-- Begin Provided records --

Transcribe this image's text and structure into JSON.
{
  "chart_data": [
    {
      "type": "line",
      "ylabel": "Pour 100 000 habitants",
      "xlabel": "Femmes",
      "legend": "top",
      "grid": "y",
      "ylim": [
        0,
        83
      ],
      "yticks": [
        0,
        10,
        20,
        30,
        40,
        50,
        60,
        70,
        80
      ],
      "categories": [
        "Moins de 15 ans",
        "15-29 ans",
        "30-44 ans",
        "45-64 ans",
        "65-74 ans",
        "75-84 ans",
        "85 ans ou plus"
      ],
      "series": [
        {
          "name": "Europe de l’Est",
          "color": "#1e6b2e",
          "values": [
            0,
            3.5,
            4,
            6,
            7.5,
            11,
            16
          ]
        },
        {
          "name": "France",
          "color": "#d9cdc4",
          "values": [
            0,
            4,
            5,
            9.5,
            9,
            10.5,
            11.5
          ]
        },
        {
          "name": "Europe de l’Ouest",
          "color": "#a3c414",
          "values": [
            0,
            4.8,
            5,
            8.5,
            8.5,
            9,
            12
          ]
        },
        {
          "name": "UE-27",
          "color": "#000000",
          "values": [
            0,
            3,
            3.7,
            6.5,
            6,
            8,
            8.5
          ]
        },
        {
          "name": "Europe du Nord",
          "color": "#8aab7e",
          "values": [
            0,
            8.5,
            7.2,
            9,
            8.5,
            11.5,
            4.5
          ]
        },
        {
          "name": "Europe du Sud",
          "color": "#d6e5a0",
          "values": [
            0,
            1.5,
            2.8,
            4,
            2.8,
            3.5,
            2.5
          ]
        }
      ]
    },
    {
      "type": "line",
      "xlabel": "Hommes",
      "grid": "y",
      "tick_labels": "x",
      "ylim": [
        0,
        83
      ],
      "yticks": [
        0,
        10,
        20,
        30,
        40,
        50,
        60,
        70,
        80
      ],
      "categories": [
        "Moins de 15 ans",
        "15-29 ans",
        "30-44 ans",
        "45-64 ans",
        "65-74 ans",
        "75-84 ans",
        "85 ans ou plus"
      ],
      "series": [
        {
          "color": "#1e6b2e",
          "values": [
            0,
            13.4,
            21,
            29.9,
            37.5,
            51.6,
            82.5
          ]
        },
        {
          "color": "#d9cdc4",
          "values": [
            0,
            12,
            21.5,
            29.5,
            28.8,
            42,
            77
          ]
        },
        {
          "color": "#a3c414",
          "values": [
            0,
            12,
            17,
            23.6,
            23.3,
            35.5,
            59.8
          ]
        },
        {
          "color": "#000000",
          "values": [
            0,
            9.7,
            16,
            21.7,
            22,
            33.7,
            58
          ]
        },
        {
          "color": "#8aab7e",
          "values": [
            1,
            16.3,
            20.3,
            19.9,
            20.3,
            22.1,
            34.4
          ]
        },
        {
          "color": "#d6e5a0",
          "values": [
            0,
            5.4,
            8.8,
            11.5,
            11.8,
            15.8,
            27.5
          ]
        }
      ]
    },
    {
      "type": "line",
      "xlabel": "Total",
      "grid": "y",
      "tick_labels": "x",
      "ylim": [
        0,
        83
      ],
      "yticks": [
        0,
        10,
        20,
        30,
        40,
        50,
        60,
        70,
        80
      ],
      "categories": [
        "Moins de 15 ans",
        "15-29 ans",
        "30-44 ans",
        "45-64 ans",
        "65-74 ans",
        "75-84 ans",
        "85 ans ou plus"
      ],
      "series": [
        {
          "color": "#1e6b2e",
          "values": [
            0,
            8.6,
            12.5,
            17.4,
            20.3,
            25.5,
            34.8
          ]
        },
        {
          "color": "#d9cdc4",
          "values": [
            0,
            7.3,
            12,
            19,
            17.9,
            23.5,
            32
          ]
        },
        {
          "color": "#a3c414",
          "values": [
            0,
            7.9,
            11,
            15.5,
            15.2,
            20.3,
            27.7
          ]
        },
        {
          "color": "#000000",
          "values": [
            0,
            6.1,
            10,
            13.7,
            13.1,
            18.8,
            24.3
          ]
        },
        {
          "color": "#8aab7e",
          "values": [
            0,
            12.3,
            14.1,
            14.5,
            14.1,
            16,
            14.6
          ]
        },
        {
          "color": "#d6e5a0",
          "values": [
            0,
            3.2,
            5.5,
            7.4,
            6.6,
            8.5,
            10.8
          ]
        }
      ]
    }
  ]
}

-- End Provided records --

### Stated problem
Scan the material for lines with the word "name", and copy each line you find.

### Result of this exercise
          "name": "Europe de l’Est",
          "name": "France",
          "name": "Europe de l’Ouest",
          "name": "UE-27",
          "name": "Europe du Nord",
          "name": "Europe du Sud",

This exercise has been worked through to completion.